**REQUIRED WORK**: The response must restate the data exactly, with nothing left out.

**TASK INPUT**:
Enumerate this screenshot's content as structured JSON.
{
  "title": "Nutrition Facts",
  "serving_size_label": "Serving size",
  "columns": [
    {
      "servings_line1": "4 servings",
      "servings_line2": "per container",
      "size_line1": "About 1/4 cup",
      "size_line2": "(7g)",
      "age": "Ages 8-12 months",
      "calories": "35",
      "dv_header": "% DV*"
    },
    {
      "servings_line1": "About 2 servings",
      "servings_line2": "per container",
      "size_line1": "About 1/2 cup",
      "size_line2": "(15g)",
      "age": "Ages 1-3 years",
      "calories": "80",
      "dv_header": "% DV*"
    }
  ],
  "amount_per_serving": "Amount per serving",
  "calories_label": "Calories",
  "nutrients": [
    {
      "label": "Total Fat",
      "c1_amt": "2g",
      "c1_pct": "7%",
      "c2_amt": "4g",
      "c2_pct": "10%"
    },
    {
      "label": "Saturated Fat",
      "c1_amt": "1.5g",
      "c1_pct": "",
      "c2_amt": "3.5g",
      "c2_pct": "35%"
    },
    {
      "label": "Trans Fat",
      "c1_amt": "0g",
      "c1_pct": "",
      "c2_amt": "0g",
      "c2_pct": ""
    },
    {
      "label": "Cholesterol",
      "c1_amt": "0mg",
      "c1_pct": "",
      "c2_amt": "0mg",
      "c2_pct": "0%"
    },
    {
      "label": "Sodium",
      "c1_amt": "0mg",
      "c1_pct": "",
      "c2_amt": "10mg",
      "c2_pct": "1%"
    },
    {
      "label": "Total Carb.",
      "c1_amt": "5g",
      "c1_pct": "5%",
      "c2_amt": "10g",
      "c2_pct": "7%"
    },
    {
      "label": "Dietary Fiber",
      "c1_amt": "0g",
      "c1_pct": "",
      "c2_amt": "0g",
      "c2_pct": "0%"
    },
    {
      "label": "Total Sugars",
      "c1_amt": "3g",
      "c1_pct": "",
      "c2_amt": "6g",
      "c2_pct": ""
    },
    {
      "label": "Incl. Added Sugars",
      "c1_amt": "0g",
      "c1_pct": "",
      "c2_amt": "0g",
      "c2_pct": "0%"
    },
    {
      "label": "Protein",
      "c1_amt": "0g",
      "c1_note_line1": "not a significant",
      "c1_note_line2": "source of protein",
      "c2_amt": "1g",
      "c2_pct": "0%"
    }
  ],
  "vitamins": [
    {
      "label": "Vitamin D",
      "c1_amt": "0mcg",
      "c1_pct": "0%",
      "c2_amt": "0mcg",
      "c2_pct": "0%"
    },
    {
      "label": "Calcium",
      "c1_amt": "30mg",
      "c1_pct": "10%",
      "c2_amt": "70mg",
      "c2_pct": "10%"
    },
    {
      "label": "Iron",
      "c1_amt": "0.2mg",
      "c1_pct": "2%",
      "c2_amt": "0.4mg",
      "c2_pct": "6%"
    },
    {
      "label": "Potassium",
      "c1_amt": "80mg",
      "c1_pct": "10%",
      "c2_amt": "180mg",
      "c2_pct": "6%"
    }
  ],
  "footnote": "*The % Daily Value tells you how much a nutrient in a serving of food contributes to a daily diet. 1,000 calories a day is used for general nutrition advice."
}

**ANSWER SECTION**:
Enumerate this screenshot's content as structured JSON.
{
  "title": "Nutrition Facts",
  "serving_size_label": "Serving size",
  "columns": [
    {
      "servings_line1": "4 servings",
      "servings_line2": "per container",
      "size_line1": "About 1/4 cup",
      "size_line2": "(7g)",
      "age": "Ages 8-12 months",
      "calories": "35",
      "dv_header": "% DV*"
    },
    {
      "servings_line1": "About 2 servings",
      "servings_line2": "per container",
      "size_line1": "About 1/2 cup",
      "size_line2": "(15g)",
      "age": "Ages 1-3 years",
      "calories": "80",
      "dv_header": "% DV*"
    }
  ],
  "amount_per_serving": "Amount per serving",
  "calories_label": "Calories",
  "nutrients": [
    {
      "label": "Total Fat",
      "c1_amt": "2g",
      "c1_pct": "7%",
      "c2_amt": "4g",
      "c2_pct": "10%"
    },
    {
      "label": "Saturated Fat",
      "c1_amt": "1.5g",
      "c1_pct": "",
      "c2_amt": "3.5g",
      "c2_pct": "35%"
    },
    {
      "label": "Trans Fat",
      "c1_amt": "0g",
      "c1_pct": "",
      "c2_amt": "0g",
      "c2_pct": ""
    },
    {
      "label": "Cholesterol",
      "c1_amt": "0mg",
      "c1_pct": "",
      "c2_amt": "0mg",
      "c2_pct": "0%"
    },
    {
      "label": "Sodium",
      "c1_amt": "0mg",
      "c1_pct": "",
      "c2_amt": "10mg",
      "c2_pct": "1%"
    },
    {
      "label": "Total Carb.",
      "c1_amt": "5g",
      "c1_pct": "5%",
      "c2_amt": "10g",
      "c2_pct": "7%"
    },
    {
      "label": "Dietary Fiber",
      "c1_amt": "0g",
      "c1_pct": "",
      "c2_amt": "0g",
      "c2_pct": "0%"
    },
    {
      "label": "Total Sugars",
      "c1_amt": "3g",
      "c1_pct": "",
      "c2_amt": "6g",
      "c2_pct": ""
    },
    {
      "label": "Incl. Added Sugars",
      "c1_amt": "0g",
      "c1_pct": "",
      "c2_amt": "0g",
      "c2_pct": "0%"
    },
    {
      "label": "Protein",
      "c1_amt": "0g",
      "c1_note_line1": "not a significant",
      "c1_note_line2": "source of protein",
      "c2_amt": "1g",
      "c2_pct": "0%"
    }
  ],
  "vitamins": [
    {
      "label": "Vitamin D",
      "c1_amt": "0mcg",
      "c1_pct": "0%",
      "c2_amt": "0mcg",
      "c2_pct": "0%"
    },
    {
      "label": "Calcium",
      "c1_amt": "30mg",
      "c1_pct": "10%",
      "c2_amt": "70mg",
      "c2_pct": "10%"
    },
    {
      "label": "Iron",
      "c1_amt": "0.2mg",
      "c1_pct": "2%",
      "c2_amt": "0.4mg",
      "c2_pct": "6%"
    },
    {
      "label": "Potassium",
      "c1_amt": "80mg",
      "c1_pct": "10%",
      "c2_amt": "180mg",
      "c2_pct": "6%"
    }
  ],
  "footnote": "*The % Daily Value tells you how much a nutrient in a serving of food contributes to a daily diet. 1,000 calories a day is used for general nutrition advice."
}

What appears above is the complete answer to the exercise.